--- START ITEMS ---

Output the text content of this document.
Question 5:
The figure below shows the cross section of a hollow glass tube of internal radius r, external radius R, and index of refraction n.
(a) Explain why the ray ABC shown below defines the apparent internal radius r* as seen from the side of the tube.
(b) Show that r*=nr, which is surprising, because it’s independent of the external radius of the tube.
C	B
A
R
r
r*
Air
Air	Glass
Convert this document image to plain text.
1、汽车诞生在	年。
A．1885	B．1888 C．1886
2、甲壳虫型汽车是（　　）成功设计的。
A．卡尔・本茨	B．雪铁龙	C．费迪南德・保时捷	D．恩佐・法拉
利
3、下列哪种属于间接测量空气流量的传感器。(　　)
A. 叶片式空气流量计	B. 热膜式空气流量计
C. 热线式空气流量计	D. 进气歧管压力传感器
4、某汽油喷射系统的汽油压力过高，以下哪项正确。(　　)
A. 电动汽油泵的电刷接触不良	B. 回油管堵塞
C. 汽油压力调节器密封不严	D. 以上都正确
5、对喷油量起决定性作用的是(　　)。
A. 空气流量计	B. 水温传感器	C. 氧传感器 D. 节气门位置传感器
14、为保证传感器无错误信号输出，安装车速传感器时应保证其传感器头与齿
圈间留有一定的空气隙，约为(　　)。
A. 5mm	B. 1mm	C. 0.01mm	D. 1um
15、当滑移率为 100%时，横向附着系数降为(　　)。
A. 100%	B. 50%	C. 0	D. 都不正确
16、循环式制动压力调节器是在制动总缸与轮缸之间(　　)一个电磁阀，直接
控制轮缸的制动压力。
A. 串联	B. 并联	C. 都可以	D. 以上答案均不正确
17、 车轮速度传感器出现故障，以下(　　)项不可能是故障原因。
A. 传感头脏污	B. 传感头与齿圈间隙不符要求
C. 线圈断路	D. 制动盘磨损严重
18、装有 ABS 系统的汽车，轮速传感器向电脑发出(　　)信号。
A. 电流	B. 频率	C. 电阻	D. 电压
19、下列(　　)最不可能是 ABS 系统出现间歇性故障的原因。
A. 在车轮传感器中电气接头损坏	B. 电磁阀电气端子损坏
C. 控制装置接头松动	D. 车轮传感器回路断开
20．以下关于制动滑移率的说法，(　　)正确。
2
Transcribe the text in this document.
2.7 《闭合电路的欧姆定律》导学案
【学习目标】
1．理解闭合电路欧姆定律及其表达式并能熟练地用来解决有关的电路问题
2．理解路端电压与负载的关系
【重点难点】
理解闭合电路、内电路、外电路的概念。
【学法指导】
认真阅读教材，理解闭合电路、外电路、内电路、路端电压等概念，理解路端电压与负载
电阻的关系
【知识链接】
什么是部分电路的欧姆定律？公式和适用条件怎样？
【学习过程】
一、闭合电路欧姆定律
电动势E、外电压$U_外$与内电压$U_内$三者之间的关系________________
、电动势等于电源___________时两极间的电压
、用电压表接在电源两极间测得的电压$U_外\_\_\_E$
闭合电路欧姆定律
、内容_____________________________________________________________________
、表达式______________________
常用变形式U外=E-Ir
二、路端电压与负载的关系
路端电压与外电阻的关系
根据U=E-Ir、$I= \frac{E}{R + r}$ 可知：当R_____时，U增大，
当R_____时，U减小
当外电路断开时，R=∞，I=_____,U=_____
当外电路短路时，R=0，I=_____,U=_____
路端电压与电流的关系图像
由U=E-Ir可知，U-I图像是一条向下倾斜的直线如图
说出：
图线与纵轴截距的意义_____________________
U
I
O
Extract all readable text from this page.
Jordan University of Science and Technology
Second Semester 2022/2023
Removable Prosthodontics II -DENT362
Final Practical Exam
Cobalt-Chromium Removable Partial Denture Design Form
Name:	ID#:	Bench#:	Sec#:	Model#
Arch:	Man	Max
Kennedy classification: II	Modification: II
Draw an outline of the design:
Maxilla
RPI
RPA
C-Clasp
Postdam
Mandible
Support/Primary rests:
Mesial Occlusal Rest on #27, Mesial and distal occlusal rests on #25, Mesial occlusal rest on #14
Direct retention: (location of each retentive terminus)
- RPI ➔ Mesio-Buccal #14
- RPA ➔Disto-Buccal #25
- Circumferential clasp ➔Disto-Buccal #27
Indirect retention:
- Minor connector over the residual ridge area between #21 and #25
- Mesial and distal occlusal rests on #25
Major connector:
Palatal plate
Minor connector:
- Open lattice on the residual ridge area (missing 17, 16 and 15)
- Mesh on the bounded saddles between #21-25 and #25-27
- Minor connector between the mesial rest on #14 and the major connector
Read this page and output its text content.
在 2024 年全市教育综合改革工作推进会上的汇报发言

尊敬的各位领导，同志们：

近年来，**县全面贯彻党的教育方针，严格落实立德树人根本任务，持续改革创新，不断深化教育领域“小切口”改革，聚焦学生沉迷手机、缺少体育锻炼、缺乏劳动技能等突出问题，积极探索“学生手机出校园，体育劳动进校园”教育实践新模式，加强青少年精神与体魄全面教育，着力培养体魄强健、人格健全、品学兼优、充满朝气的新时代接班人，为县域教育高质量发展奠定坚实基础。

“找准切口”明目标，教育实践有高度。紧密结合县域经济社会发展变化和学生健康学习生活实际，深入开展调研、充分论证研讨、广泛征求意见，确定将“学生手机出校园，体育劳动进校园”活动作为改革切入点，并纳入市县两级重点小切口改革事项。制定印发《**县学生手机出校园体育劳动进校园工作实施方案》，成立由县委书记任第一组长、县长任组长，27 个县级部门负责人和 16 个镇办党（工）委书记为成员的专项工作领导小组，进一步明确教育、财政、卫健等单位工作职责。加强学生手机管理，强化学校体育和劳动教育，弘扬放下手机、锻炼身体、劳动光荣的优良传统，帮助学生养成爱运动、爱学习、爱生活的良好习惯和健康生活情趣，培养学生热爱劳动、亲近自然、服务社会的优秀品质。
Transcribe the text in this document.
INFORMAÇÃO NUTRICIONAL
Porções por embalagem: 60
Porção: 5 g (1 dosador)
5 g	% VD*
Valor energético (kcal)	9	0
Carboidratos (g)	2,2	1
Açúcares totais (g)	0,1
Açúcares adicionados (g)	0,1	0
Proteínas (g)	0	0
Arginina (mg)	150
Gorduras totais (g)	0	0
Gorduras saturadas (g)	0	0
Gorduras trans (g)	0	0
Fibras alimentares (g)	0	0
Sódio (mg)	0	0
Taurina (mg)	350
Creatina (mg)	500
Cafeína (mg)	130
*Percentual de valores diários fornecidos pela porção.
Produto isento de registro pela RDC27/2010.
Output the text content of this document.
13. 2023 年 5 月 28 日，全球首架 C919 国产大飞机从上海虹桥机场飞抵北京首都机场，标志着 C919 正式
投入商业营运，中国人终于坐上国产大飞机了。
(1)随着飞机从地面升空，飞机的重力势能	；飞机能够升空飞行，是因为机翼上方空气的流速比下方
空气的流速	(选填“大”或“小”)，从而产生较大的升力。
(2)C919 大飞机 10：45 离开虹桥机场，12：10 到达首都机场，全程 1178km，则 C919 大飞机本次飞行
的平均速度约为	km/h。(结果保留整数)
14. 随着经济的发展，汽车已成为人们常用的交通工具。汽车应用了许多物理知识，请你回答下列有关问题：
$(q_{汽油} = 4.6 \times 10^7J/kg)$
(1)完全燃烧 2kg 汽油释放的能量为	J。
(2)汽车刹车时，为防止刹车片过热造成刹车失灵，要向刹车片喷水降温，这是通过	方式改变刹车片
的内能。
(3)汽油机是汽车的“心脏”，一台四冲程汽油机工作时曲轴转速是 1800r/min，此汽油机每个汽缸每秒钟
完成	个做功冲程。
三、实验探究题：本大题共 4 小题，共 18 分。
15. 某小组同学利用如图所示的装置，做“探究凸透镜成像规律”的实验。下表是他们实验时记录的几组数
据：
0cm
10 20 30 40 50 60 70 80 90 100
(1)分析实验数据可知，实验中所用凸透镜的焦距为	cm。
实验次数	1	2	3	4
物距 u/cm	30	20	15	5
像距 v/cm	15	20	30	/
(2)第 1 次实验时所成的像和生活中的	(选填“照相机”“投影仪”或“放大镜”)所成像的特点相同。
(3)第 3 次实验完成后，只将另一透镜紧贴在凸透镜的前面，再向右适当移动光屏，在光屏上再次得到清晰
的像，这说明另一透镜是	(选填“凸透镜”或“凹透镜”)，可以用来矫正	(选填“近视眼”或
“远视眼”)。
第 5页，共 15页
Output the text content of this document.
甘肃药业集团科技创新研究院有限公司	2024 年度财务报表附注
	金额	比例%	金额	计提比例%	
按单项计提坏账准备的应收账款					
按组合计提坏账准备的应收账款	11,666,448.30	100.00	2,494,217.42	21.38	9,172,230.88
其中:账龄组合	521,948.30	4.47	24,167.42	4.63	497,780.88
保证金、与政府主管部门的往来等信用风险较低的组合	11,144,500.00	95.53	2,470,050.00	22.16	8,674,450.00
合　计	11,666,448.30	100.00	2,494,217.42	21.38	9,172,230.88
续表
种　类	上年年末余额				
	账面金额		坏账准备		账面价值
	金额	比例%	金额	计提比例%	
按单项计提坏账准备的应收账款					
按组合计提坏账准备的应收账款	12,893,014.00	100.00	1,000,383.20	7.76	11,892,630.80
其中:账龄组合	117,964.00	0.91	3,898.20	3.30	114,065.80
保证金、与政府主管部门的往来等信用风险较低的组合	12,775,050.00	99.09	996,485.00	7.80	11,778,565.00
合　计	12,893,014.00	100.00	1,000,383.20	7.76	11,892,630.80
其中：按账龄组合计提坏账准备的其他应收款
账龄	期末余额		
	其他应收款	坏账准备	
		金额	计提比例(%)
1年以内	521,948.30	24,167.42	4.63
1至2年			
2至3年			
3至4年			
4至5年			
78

--- END ITEMS ---

# [EXERCISE PROMPT]
Go through the material and copy out every line with "radius" in it.

# [TASK SOLUTION]
The figure below shows the cross section of a hollow glass tube of internal radius r, external radius R, and index of refraction n.
(a) Explain why the ray ABC shown below defines the apparent internal radius r* as seen from the side of the tube.
(b) Show that r*=nr, which is surprising, because it’s independent of the external radius of the tube.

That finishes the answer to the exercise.